**Direction:**
Locate every line in the material below that has the word "Profondeur". Copy each of those lines.

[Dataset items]
□ □ □ □ □
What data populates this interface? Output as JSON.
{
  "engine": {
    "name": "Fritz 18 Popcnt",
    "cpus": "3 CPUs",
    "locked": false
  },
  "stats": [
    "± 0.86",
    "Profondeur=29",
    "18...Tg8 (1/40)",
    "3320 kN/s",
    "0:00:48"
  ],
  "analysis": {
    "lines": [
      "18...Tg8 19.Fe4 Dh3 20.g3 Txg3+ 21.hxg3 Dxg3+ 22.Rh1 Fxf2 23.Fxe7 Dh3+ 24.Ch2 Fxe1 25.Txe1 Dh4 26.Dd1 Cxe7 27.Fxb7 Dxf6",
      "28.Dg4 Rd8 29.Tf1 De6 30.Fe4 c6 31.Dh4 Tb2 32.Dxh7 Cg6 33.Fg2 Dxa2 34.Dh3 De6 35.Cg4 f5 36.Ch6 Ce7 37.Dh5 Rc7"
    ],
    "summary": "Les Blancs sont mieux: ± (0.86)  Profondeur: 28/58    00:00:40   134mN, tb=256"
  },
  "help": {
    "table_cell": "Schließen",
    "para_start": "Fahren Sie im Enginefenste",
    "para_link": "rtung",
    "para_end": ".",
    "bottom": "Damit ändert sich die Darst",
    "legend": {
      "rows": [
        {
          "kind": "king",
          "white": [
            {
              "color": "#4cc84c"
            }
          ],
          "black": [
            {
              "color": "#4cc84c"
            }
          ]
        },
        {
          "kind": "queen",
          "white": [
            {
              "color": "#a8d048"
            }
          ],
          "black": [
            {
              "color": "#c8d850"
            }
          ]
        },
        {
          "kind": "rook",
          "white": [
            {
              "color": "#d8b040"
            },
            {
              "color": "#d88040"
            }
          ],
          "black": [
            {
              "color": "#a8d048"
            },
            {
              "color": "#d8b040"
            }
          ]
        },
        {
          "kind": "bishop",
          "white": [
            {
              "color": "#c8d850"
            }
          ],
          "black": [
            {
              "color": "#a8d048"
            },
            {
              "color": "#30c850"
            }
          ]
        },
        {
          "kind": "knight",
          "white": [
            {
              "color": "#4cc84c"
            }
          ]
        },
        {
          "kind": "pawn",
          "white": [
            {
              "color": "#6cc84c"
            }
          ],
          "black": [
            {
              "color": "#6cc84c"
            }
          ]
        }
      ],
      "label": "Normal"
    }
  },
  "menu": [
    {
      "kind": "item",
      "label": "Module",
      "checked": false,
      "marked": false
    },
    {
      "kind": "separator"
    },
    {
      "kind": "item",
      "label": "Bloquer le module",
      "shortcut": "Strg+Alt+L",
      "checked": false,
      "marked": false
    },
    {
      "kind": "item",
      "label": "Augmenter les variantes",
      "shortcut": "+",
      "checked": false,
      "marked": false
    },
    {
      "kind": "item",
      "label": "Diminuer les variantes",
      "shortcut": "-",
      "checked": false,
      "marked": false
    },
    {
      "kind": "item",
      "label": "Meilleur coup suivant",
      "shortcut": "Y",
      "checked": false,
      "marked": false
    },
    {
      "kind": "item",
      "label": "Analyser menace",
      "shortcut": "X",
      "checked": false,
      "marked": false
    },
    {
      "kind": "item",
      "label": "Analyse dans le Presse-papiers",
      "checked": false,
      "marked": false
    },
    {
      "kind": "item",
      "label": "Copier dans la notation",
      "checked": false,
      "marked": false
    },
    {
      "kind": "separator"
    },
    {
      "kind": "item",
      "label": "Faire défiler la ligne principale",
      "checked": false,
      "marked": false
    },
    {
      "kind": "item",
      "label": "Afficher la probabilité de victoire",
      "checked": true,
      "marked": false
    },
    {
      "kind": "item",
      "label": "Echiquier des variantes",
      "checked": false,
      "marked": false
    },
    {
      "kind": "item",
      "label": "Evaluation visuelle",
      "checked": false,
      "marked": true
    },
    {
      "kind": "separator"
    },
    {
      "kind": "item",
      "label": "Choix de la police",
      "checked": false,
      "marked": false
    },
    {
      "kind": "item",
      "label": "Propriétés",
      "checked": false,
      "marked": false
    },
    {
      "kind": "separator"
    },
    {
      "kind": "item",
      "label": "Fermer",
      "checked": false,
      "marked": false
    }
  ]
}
□ □ □ □ □
**Exercise answer:**
    "Profondeur=29",
    "summary": "Les Blancs sont mieux: ± (0.86)  Profondeur: 28/58    00:00:40   134mN, tb=256"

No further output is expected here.